Given instruction 1:
Copy from the haiku thread the stretch from "Seriously though, Haiku" through "to write them...".

Passage:

# Haiku for Trains



## CapeCodSteam (Jan 2, 2008)

Confession time. My favorite poems are Haiku. 

Three lines, seventeen sylabiles total, presented in a 5-7-5 pattern.

Example:

Switcher in the yard
Piecing together the train
She'll get no credit

or:

Across the praries
Let the Zypher run all out
Golden age of Trains

one more: 

Geared on a steep hill
A Shay knows this route by heart,
tons of logs in tow

So, who wants to go next?


----------



## Torby (Jan 2, 2008)

I like limericks, but this is Monday Morning and my brain isn't working.


----------



## paintjockey (Jan 3, 2008)

There once was a train from Nantucket..... 

Seriously though, Haiku poems are fascinating. My friend is very heavy into poetry and has a few books on Haiku poems. It always fascinates me that an entire story is told in three lines. Sadly I lack the creativity to write them... 

Thanks for sharing


----------



## Scottychaos (Jan 2, 2008)

A sad march day 
Last run of the Apollo 
Conrail tomorrow 

Zephyr on the plains 
Running fast to Chicago 
A sleek silver blur 

Steam in the still air 
Back and forth in the cold mist 
Its dawn at the mill 

4-8-4 at rest 
Soon will arise from slumber 
Busy day ahead 

On the mountain top 
Peaceful calm is shattered now 
Coal drag crests the peak 

Dash nine is so lame 
Scot waits for something better 
Goes home with no luck 



a few I just made up!  
Scot


----------



## stanman (Jan 4, 2008)

I had a tin train Tried running it in the rain
It's a rusty mess


----------



## Semper Vaporo (Jan 2, 2008)

Semper Vaporo
Steam Steam Steam Steam Steam Steam Steam
Poetry ALIVE.


----------



## ShadsTrains (Dec 27, 2007)

I feel a railroad Haiku contest coming on....


----------



## Torby (Jan 2, 2008)

Summer is now gone My train runs through all the leaves
Barefooted no more.


----------



## stanman (Jan 4, 2008)

Posted By ShadsTrains on 12 Oct 2009 02:20 PM 
I feel a railroad Haiku contest coming on.... 
A Haiku contest Shad will award the prizes
Lifetime memberships


----------



## dawgnabbit (Jan 2, 2008)

(Here comes the old Grinch again....) 

I believe it's not 5,7,5 syllables, but 5,7,5 "on" (Japanese sound units) that make up true Haiku. Most English short syllables count one "on" apiece. Syllables ending in "n" count two apiece, as do doubled consonants and true dipthongs (dipthongs where neither member is silent). Looked at this way, it's a lot more challenging to make up effective Haiku. See http://en.wikipedia.org/wiki/Haiku 

How's that for nit-picking? I never count rivets, though... 

All in fun, all in fun... 

Dawg


----------



## ShadsTrains (Dec 27, 2007)

http://www.mylargescale.com/Fe...ntest.aspx 

Get your best ones entered!


----------



## Torby (Jan 2, 2008)

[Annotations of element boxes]
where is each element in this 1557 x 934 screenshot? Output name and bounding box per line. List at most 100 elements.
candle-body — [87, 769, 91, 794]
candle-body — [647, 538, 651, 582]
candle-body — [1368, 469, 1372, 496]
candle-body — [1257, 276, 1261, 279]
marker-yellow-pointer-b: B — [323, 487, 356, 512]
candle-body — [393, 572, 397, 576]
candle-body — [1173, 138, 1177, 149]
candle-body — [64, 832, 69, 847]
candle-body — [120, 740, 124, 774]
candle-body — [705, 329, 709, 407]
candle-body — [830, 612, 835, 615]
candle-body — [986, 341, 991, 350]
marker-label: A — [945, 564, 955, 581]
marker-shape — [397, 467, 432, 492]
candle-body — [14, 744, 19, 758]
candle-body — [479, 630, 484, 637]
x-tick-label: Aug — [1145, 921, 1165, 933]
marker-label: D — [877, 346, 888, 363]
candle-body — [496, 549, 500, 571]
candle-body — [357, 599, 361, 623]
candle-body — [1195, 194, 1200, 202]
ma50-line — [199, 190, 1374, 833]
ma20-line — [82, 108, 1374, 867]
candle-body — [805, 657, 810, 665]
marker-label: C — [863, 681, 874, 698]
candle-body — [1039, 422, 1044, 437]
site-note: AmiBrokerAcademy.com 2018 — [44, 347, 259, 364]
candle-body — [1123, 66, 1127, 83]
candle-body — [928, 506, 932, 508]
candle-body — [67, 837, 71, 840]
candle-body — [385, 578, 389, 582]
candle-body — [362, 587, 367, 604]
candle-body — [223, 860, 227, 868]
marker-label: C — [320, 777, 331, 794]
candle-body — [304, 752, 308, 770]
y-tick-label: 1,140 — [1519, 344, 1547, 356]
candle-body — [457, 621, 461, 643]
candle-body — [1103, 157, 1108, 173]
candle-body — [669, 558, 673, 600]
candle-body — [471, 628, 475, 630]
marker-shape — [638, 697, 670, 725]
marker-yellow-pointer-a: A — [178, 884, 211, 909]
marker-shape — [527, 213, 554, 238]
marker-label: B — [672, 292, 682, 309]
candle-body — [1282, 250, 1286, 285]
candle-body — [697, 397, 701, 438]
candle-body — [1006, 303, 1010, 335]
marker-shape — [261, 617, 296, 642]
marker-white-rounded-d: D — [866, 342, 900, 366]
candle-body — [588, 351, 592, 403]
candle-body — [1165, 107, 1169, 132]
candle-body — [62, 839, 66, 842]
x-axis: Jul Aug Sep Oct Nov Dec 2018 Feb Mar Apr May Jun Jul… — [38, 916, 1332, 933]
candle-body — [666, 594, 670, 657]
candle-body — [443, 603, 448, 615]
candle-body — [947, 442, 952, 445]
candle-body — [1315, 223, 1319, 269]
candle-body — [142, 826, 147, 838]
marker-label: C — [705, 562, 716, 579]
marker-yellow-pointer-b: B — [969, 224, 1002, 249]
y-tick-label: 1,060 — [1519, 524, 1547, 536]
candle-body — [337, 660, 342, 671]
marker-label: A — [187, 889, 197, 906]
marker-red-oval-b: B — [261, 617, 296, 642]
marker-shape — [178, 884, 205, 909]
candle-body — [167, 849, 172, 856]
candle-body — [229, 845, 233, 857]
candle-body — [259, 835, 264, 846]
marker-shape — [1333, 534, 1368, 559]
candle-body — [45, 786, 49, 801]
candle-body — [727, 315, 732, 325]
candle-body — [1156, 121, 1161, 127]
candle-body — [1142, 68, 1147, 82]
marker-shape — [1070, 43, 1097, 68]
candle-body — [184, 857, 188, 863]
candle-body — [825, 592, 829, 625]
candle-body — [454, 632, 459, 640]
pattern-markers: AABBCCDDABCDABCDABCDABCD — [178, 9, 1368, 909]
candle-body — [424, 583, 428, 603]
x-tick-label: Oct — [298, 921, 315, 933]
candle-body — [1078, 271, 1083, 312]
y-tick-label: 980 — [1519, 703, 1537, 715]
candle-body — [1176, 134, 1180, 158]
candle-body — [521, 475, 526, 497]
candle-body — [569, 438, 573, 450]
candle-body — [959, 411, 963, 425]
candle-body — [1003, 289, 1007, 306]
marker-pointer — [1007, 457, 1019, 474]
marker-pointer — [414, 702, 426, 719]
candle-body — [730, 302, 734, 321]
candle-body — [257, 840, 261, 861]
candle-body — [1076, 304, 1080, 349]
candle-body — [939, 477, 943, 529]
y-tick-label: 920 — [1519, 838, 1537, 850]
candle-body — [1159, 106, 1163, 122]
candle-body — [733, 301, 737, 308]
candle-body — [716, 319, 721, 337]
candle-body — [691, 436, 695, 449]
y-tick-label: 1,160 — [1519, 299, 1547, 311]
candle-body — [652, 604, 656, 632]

Given instruction 2:
In the listing, reproduce the stretch from its first line through the line containing "marker-yellow-pointer-b: B — [323, 487, 356, 512]", with "candle-body" changed to "candlestick-body" and nothing else altered.

Full output 1:
Seriously though, Haiku poems are fascinating. My friend is very heavy into poetry and has a few books on Haiku poems. It always fascinates me that an entire story is told in three lines. Sadly I lack the creativity to write them...

Full output 2:
where is each element in this 1557 x 934 screenshot? Output name and bounding box per line. List at most 100 elements.
candlestick-body — [87, 769, 91, 794]
candlestick-body — [647, 538, 651, 582]
candlestick-body — [1368, 469, 1372, 496]
candlestick-body — [1257, 276, 1261, 279]
marker-yellow-pointer-b: B — [323, 487, 356, 512]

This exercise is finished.